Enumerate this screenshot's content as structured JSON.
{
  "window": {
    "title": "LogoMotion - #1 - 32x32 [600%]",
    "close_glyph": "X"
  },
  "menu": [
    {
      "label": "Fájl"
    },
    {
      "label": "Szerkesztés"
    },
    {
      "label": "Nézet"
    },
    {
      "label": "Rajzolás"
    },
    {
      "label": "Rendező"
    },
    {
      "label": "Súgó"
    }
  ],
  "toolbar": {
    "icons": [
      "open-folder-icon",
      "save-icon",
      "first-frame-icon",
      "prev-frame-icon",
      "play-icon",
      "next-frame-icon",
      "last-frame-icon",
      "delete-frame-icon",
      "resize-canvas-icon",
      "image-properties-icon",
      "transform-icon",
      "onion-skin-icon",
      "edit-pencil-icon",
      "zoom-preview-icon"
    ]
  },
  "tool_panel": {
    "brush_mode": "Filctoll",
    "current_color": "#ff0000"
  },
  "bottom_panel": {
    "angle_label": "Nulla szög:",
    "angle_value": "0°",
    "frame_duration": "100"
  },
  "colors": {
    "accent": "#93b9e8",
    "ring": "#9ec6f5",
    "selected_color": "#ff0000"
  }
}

----------

**Prompt:** Set down every line of the listing above again, exactly as given.

**Solved exercise:**
Enumerate this screenshot's content as structured JSON.
{
  "window": {
    "title": "LogoMotion - #1 - 32x32 [600%]",
    "close_glyph": "X"
  },
  "menu": [
    {
      "label": "Fájl"
    },
    {
      "label": "Szerkesztés"
    },
    {
      "label": "Nézet"
    },
    {
      "label": "Rajzolás"
    },
    {
      "label": "Rendező"
    },
    {
      "label": "Súgó"
    }
  ],
  "toolbar": {
    "icons": [
      "open-folder-icon",
      "save-icon",
      "first-frame-icon",
      "prev-frame-icon",
      "play-icon",
      "next-frame-icon",
      "last-frame-icon",
      "delete-frame-icon",
      "resize-canvas-icon",
      "image-properties-icon",
      "transform-icon",
      "onion-skin-icon",
      "edit-pencil-icon",
      "zoom-preview-icon"
    ]
  },
  "tool_panel": {
    "brush_mode": "Filctoll",
    "current_color": "#ff0000"
  },
  "bottom_panel": {
    "angle_label": "Nulla szög:",
    "angle_value": "0°",
    "frame_duration": "100"
  },
  "colors": {
    "accent": "#93b9e8",
    "ring": "#9ec6f5",
    "selected_color": "#ff0000"
  }
}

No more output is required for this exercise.